## Goal
Every entry below must be repeated exactly; skip the pictures.

Start

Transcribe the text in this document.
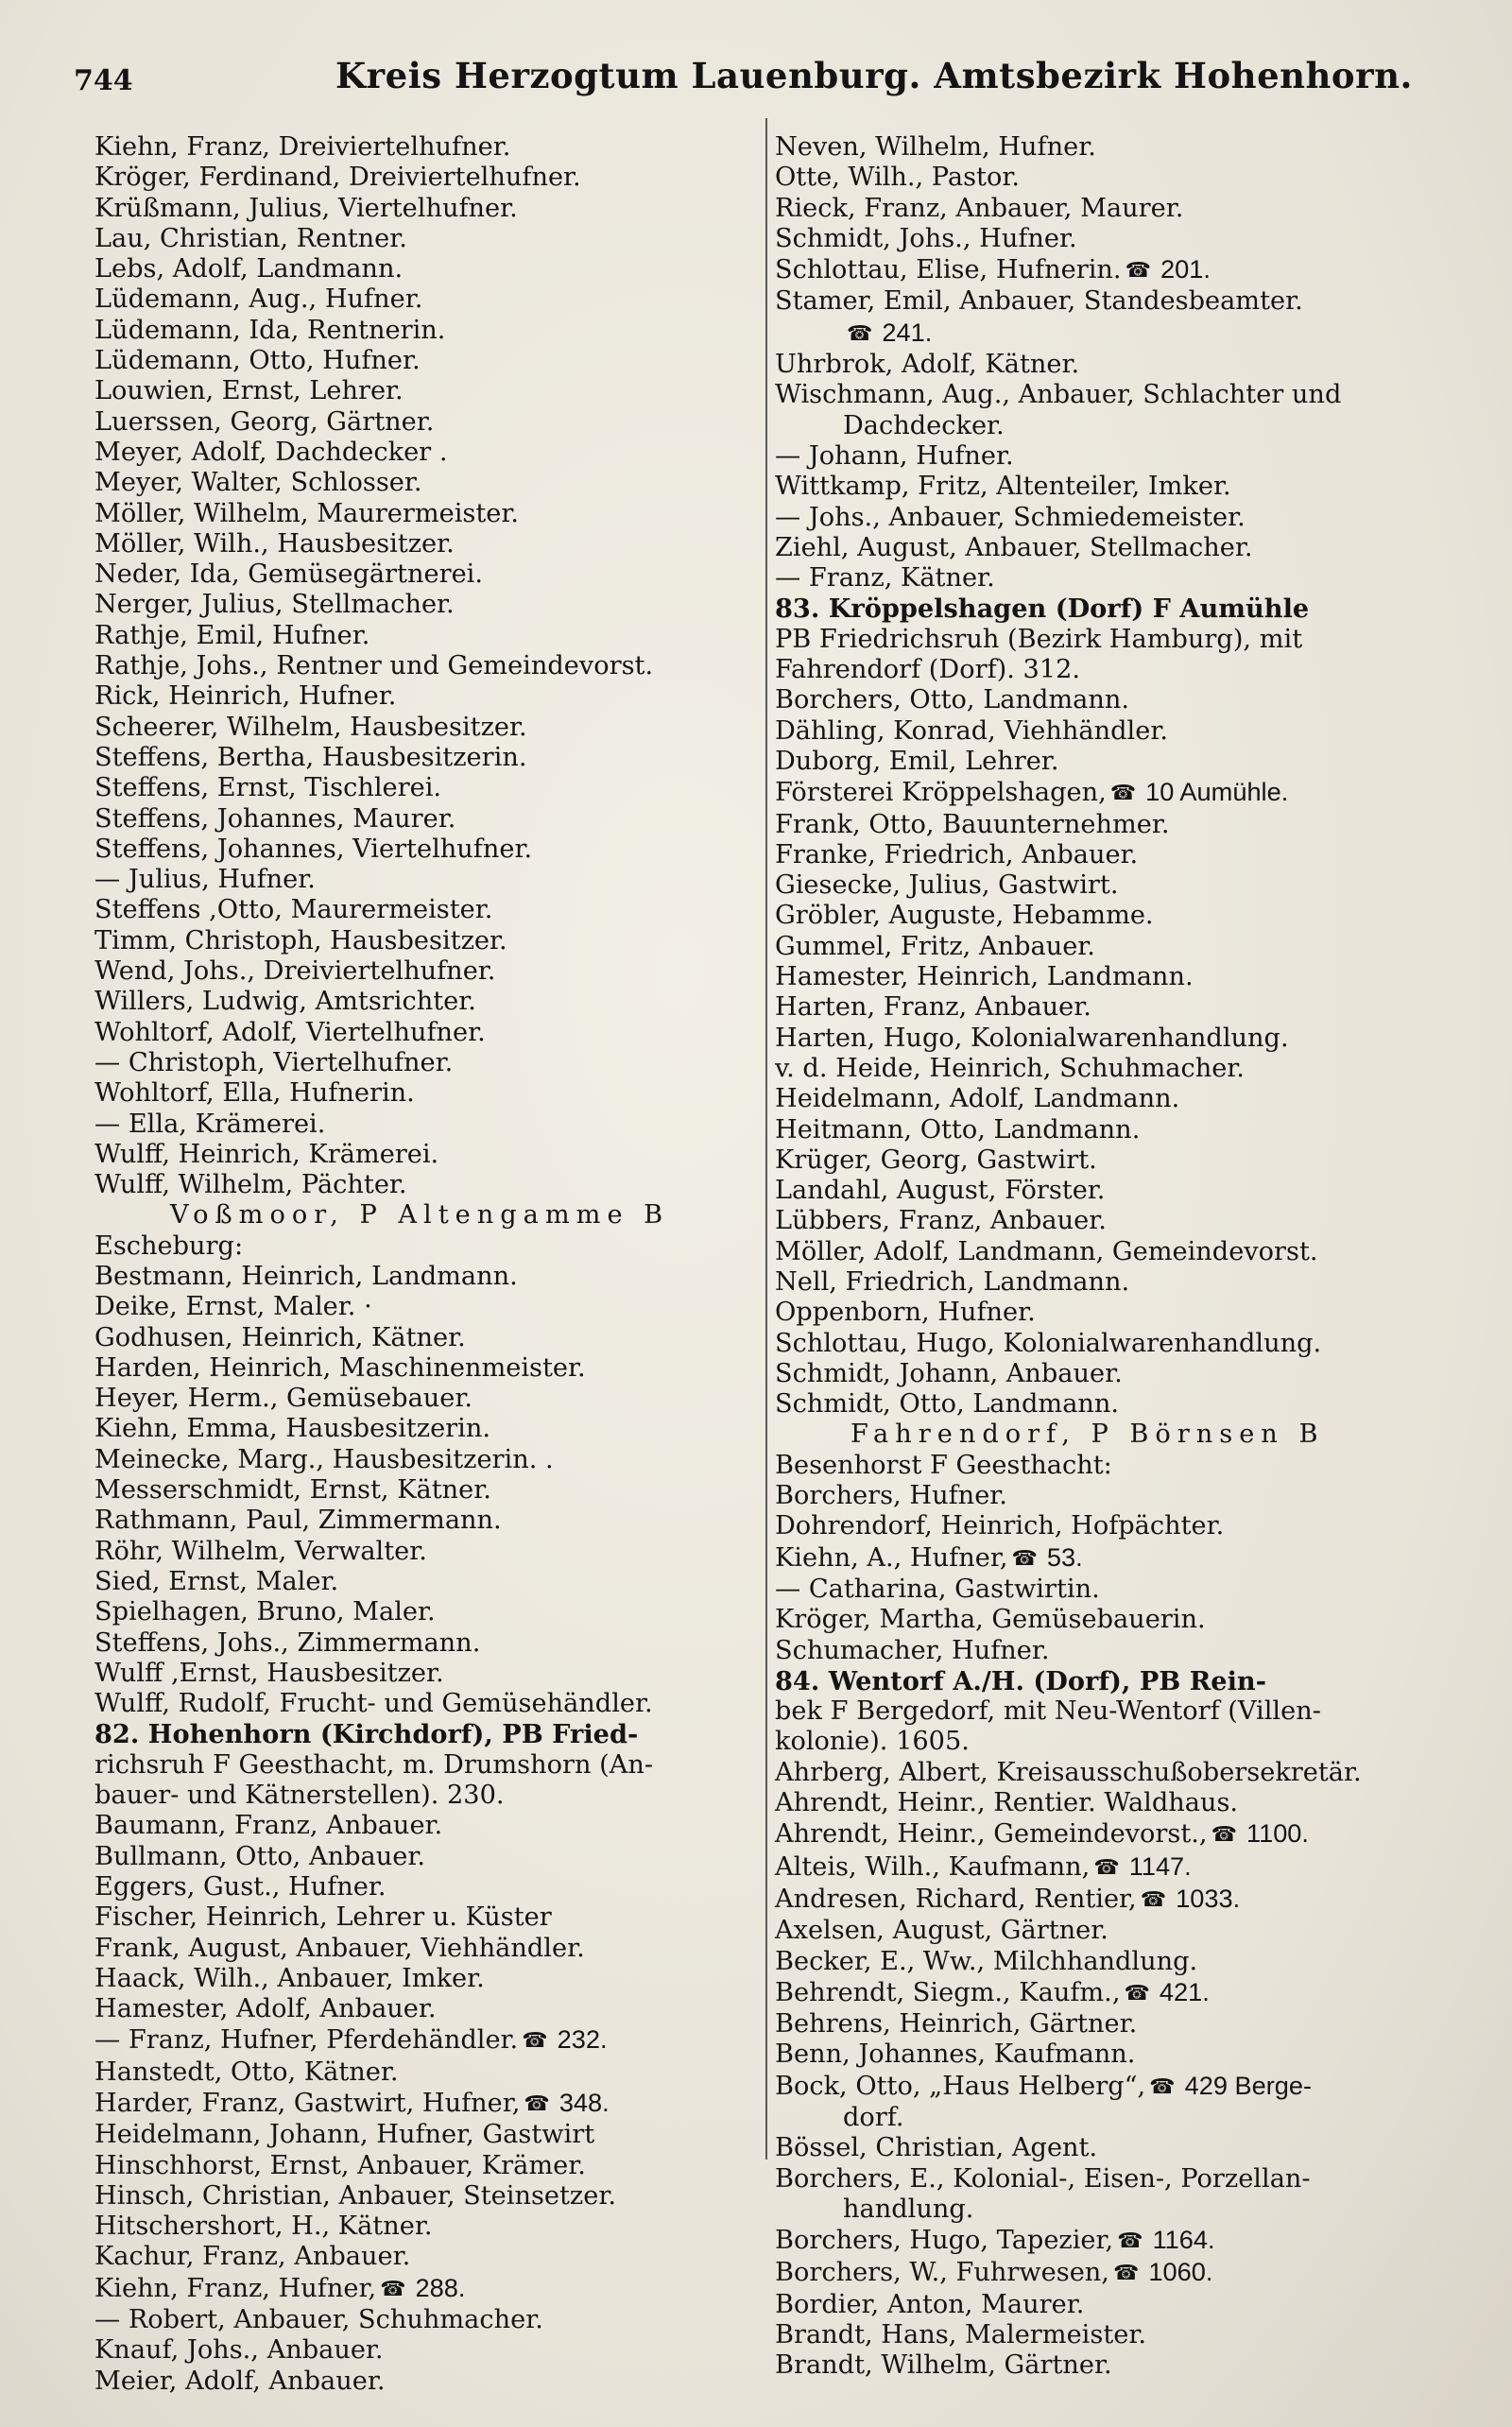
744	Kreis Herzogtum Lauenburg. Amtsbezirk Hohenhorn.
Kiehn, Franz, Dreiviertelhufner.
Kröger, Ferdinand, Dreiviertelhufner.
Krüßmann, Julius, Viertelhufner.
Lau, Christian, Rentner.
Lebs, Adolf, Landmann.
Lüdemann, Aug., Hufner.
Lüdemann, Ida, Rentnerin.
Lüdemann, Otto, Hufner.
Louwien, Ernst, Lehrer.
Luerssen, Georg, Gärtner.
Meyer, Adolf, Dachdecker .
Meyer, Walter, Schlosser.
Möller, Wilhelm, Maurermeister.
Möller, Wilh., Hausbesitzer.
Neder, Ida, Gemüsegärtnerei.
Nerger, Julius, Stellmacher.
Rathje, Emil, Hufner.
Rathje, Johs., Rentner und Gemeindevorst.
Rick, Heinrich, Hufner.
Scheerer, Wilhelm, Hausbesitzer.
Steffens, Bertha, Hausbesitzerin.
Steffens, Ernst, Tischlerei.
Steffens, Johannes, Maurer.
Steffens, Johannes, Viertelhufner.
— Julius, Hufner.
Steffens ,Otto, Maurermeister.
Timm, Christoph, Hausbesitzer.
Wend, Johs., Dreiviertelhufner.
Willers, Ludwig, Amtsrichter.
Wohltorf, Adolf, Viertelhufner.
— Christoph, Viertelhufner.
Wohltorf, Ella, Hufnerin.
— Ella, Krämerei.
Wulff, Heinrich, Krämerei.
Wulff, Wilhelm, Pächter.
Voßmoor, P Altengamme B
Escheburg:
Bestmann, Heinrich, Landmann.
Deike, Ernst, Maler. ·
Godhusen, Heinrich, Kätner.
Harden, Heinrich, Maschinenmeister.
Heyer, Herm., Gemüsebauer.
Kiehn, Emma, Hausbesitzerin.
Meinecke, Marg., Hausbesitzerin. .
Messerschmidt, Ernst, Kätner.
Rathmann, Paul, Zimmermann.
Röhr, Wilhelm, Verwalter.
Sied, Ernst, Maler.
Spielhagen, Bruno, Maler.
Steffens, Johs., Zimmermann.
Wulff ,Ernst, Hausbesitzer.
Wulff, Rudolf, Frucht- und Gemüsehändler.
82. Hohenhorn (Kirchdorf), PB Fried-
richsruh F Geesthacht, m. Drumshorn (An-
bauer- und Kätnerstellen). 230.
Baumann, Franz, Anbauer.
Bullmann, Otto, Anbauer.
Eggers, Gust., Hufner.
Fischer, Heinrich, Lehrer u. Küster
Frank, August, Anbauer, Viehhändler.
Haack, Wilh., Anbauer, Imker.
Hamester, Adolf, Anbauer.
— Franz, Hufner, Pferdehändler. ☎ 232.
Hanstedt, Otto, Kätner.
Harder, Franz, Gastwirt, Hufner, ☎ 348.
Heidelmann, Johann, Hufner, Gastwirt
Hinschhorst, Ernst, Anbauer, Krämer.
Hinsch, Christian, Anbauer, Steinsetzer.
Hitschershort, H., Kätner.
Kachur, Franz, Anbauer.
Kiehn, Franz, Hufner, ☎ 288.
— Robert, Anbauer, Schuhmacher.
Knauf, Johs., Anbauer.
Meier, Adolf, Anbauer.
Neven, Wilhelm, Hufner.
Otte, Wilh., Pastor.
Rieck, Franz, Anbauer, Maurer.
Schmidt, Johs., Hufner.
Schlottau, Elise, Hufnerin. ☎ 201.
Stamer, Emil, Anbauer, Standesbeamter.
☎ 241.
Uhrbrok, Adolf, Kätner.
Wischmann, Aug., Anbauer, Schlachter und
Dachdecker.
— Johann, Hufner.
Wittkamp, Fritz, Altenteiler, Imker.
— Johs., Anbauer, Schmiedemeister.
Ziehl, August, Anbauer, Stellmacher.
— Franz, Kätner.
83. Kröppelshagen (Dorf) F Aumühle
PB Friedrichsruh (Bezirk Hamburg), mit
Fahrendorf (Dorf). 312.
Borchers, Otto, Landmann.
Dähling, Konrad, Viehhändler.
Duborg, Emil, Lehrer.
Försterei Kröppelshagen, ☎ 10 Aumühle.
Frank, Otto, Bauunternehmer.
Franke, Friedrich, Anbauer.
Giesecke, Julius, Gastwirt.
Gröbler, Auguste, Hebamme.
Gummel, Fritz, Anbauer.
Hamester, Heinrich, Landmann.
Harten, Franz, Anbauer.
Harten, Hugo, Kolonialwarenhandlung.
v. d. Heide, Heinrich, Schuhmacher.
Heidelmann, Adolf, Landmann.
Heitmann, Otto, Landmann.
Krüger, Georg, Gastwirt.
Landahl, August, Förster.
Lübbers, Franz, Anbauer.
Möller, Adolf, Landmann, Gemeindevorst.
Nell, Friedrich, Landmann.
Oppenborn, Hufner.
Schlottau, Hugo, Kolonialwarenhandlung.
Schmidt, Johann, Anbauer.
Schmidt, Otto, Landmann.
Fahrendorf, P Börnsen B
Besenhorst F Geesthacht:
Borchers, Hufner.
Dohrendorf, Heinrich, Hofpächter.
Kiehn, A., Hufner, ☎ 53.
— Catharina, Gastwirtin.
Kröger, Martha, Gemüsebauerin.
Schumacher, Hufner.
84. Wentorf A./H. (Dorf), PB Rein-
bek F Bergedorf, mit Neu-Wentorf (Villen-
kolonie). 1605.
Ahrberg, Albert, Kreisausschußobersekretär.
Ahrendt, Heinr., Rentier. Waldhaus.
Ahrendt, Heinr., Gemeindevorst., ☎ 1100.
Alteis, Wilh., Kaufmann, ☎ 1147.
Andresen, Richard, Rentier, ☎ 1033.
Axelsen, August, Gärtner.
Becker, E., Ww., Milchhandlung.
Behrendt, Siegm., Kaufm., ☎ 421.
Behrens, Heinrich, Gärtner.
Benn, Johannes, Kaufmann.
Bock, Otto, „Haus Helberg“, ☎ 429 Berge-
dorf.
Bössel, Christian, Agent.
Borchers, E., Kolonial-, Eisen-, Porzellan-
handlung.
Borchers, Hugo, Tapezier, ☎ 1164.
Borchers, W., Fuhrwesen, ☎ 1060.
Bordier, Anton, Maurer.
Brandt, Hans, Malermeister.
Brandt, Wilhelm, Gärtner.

End

## Full answer
Transcribe the text in this document.
744	Kreis Herzogtum Lauenburg. Amtsbezirk Hohenhorn.
Kiehn, Franz, Dreiviertelhufner.
Kröger, Ferdinand, Dreiviertelhufner.
Krüßmann, Julius, Viertelhufner.
Lau, Christian, Rentner.
Lebs, Adolf, Landmann.
Lüdemann, Aug., Hufner.
Lüdemann, Ida, Rentnerin.
Lüdemann, Otto, Hufner.
Louwien, Ernst, Lehrer.
Luerssen, Georg, Gärtner.
Meyer, Adolf, Dachdecker .
Meyer, Walter, Schlosser.
Möller, Wilhelm, Maurermeister.
Möller, Wilh., Hausbesitzer.
Neder, Ida, Gemüsegärtnerei.
Nerger, Julius, Stellmacher.
Rathje, Emil, Hufner.
Rathje, Johs., Rentner und Gemeindevorst.
Rick, Heinrich, Hufner.
Scheerer, Wilhelm, Hausbesitzer.
Steffens, Bertha, Hausbesitzerin.
Steffens, Ernst, Tischlerei.
Steffens, Johannes, Maurer.
Steffens, Johannes, Viertelhufner.
— Julius, Hufner.
Steffens ,Otto, Maurermeister.
Timm, Christoph, Hausbesitzer.
Wend, Johs., Dreiviertelhufner.
Willers, Ludwig, Amtsrichter.
Wohltorf, Adolf, Viertelhufner.
— Christoph, Viertelhufner.
Wohltorf, Ella, Hufnerin.
— Ella, Krämerei.
Wulff, Heinrich, Krämerei.
Wulff, Wilhelm, Pächter.
Voßmoor, P Altengamme B
Escheburg:
Bestmann, Heinrich, Landmann.
Deike, Ernst, Maler. ·
Godhusen, Heinrich, Kätner.
Harden, Heinrich, Maschinenmeister.
Heyer, Herm., Gemüsebauer.
Kiehn, Emma, Hausbesitzerin.
Meinecke, Marg., Hausbesitzerin. .
Messerschmidt, Ernst, Kätner.
Rathmann, Paul, Zimmermann.
Röhr, Wilhelm, Verwalter.
Sied, Ernst, Maler.
Spielhagen, Bruno, Maler.
Steffens, Johs., Zimmermann.
Wulff ,Ernst, Hausbesitzer.
Wulff, Rudolf, Frucht- und Gemüsehändler.
82. Hohenhorn (Kirchdorf), PB Fried-
richsruh F Geesthacht, m. Drumshorn (An-
bauer- und Kätnerstellen). 230.
Baumann, Franz, Anbauer.
Bullmann, Otto, Anbauer.
Eggers, Gust., Hufner.
Fischer, Heinrich, Lehrer u. Küster
Frank, August, Anbauer, Viehhändler.
Haack, Wilh., Anbauer, Imker.
Hamester, Adolf, Anbauer.
— Franz, Hufner, Pferdehändler. ☎ 232.
Hanstedt, Otto, Kätner.
Harder, Franz, Gastwirt, Hufner, ☎ 348.
Heidelmann, Johann, Hufner, Gastwirt
Hinschhorst, Ernst, Anbauer, Krämer.
Hinsch, Christian, Anbauer, Steinsetzer.
Hitschershort, H., Kätner.
Kachur, Franz, Anbauer.
Kiehn, Franz, Hufner, ☎ 288.
— Robert, Anbauer, Schuhmacher.
Knauf, Johs., Anbauer.
Meier, Adolf, Anbauer.
Neven, Wilhelm, Hufner.
Otte, Wilh., Pastor.
Rieck, Franz, Anbauer, Maurer.
Schmidt, Johs., Hufner.
Schlottau, Elise, Hufnerin. ☎ 201.
Stamer, Emil, Anbauer, Standesbeamter.
☎ 241.
Uhrbrok, Adolf, Kätner.
Wischmann, Aug., Anbauer, Schlachter und
Dachdecker.
— Johann, Hufner.
Wittkamp, Fritz, Altenteiler, Imker.
— Johs., Anbauer, Schmiedemeister.
Ziehl, August, Anbauer, Stellmacher.
— Franz, Kätner.
83. Kröppelshagen (Dorf) F Aumühle
PB Friedrichsruh (Bezirk Hamburg), mit
Fahrendorf (Dorf). 312.
Borchers, Otto, Landmann.
Dähling, Konrad, Viehhändler.
Duborg, Emil, Lehrer.
Försterei Kröppelshagen, ☎ 10 Aumühle.
Frank, Otto, Bauunternehmer.
Franke, Friedrich, Anbauer.
Giesecke, Julius, Gastwirt.
Gröbler, Auguste, Hebamme.
Gummel, Fritz, Anbauer.
Hamester, Heinrich, Landmann.
Harten, Franz, Anbauer.
Harten, Hugo, Kolonialwarenhandlung.
v. d. Heide, Heinrich, Schuhmacher.
Heidelmann, Adolf, Landmann.
Heitmann, Otto, Landmann.
Krüger, Georg, Gastwirt.
Landahl, August, Förster.
Lübbers, Franz, Anbauer.
Möller, Adolf, Landmann, Gemeindevorst.
Nell, Friedrich, Landmann.
Oppenborn, Hufner.
Schlottau, Hugo, Kolonialwarenhandlung.
Schmidt, Johann, Anbauer.
Schmidt, Otto, Landmann.
Fahrendorf, P Börnsen B
Besenhorst F Geesthacht:
Borchers, Hufner.
Dohrendorf, Heinrich, Hofpächter.
Kiehn, A., Hufner, ☎ 53.
— Catharina, Gastwirtin.
Kröger, Martha, Gemüsebauerin.
Schumacher, Hufner.
84. Wentorf A./H. (Dorf), PB Rein-
bek F Bergedorf, mit Neu-Wentorf (Villen-
kolonie). 1605.
Ahrberg, Albert, Kreisausschußobersekretär.
Ahrendt, Heinr., Rentier. Waldhaus.
Ahrendt, Heinr., Gemeindevorst., ☎ 1100.
Alteis, Wilh., Kaufmann, ☎ 1147.
Andresen, Richard, Rentier, ☎ 1033.
Axelsen, August, Gärtner.
Becker, E., Ww., Milchhandlung.
Behrendt, Siegm., Kaufm., ☎ 421.
Behrens, Heinrich, Gärtner.
Benn, Johannes, Kaufmann.
Bock, Otto, „Haus Helberg“, ☎ 429 Berge-
dorf.
Bössel, Christian, Agent.
Borchers, E., Kolonial-, Eisen-, Porzellan-
handlung.
Borchers, Hugo, Tapezier, ☎ 1164.
Borchers, W., Fuhrwesen, ☎ 1060.
Bordier, Anton, Maurer.
Brandt, Hans, Malermeister.
Brandt, Wilhelm, Gärtner.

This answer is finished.